TASK REQUIREMENTS: Tally the lines in the listing below that include "states". Answer with the count and nothing more.

Collected data entries
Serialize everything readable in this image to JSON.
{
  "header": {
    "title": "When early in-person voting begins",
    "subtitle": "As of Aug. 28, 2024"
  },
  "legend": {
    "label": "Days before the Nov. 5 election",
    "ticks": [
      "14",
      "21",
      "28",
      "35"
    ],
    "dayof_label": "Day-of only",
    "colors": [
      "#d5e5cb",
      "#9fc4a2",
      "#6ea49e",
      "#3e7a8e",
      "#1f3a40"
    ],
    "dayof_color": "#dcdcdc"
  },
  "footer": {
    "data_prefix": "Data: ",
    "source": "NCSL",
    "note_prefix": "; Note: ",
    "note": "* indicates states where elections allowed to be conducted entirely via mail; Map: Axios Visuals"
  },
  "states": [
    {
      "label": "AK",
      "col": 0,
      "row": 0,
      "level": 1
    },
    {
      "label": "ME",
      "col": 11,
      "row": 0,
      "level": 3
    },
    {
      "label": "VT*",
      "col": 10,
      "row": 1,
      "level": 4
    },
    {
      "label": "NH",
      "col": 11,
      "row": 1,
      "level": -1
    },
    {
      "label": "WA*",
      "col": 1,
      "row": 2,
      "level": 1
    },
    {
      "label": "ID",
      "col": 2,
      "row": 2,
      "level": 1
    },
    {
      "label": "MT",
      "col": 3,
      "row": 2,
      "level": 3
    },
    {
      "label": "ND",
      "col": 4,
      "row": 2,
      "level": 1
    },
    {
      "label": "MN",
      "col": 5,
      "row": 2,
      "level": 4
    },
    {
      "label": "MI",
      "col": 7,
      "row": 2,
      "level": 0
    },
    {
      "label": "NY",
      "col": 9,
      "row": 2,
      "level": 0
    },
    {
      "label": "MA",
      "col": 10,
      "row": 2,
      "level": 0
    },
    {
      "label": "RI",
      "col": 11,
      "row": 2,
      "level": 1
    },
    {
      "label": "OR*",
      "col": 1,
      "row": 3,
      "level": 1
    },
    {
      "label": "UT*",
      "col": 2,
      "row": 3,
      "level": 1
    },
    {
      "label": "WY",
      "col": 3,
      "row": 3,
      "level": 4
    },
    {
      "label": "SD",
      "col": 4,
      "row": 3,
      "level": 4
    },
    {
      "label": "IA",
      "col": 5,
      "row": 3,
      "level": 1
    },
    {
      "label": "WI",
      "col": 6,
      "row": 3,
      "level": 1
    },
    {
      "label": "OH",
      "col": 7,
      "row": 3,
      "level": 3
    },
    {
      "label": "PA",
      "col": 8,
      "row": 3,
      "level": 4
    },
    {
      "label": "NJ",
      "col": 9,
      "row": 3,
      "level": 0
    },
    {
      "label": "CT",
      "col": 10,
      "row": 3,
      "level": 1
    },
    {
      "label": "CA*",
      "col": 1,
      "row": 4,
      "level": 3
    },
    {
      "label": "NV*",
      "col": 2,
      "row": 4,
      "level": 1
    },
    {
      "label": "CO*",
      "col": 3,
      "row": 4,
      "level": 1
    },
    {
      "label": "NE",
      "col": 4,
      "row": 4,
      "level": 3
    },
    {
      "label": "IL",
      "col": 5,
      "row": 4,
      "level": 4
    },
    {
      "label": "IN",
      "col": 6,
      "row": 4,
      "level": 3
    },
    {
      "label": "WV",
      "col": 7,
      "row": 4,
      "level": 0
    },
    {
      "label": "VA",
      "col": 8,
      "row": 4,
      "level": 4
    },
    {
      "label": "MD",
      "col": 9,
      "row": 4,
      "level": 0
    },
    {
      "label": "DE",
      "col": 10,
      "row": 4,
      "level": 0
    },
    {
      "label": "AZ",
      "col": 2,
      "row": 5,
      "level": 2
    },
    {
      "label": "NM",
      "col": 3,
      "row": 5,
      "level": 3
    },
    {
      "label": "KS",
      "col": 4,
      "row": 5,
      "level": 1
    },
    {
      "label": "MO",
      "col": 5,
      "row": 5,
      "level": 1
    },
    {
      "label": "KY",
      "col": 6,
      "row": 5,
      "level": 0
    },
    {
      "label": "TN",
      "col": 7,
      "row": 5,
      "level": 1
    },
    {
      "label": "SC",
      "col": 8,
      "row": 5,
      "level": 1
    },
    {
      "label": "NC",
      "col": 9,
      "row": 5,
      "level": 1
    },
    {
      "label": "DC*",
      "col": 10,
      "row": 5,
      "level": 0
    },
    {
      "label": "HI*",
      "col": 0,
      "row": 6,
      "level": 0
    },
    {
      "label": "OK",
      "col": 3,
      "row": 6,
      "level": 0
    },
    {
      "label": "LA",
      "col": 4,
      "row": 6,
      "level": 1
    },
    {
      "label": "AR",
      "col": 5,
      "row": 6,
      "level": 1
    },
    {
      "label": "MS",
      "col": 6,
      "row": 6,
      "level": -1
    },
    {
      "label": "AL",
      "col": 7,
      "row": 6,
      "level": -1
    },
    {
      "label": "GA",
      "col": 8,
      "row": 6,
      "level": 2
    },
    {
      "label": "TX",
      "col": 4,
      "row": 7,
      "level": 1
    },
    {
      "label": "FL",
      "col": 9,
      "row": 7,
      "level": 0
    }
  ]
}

RESULT FOR THIS TASK: 2